◆ SET EXERCISE
Copy out the following listing line for line, with no changes.

------ INPUT DATA ------

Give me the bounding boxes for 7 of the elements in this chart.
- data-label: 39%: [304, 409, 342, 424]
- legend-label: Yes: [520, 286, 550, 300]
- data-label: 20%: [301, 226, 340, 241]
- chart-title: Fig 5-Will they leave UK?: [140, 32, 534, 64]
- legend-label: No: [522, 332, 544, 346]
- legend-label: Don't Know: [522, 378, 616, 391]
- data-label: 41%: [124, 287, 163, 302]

------

◆ CORRECT RESPONSE
Give me the bounding boxes for 7 of the elements in this chart.
- data-label: 39%: [304, 409, 342, 424]
- legend-label: Yes: [520, 286, 550, 300]
- data-label: 20%: [301, 226, 340, 241]
- chart-title: Fig 5-Will they leave UK?: [140, 32, 534, 64]
- legend-label: No: [522, 332, 544, 346]
- legend-label: Don't Know: [522, 378, 616, 391]
- data-label: 41%: [124, 287, 163, 302]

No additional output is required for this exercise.